### [WHAT TO DO]
Identify the lines that include the word "JSON", then copy all of them.

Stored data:
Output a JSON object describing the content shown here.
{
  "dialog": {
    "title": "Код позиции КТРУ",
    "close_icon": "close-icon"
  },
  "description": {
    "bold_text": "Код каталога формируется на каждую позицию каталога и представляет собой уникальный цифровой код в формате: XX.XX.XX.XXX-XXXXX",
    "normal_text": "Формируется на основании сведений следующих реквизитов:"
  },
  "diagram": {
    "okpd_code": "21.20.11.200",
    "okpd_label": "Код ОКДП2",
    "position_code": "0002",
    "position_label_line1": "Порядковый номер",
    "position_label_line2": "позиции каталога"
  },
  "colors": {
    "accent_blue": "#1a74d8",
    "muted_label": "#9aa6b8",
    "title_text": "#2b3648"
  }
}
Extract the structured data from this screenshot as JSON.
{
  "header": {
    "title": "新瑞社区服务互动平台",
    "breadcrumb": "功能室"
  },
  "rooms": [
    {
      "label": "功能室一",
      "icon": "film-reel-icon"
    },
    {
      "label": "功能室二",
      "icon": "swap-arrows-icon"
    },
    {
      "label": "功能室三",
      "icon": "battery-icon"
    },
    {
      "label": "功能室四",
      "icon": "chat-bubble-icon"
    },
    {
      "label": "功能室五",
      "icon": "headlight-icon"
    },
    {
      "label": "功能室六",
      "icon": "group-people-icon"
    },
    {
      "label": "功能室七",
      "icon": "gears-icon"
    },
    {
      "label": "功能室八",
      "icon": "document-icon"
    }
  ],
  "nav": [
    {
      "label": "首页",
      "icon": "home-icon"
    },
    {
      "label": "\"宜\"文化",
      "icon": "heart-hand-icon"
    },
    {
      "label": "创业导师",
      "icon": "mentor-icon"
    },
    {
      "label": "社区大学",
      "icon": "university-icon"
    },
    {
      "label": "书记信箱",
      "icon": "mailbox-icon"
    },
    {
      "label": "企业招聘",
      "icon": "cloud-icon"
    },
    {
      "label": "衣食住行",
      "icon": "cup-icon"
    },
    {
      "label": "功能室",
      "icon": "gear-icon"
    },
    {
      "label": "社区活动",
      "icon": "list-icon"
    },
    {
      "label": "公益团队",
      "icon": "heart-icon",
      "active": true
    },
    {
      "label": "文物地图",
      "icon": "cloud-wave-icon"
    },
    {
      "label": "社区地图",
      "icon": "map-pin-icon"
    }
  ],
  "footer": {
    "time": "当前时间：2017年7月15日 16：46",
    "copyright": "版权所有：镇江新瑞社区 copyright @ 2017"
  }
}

### [SOLUTION TO THE PROBLEM]
Output a JSON object describing the content shown here.
Extract the structured data from this screenshot as JSON.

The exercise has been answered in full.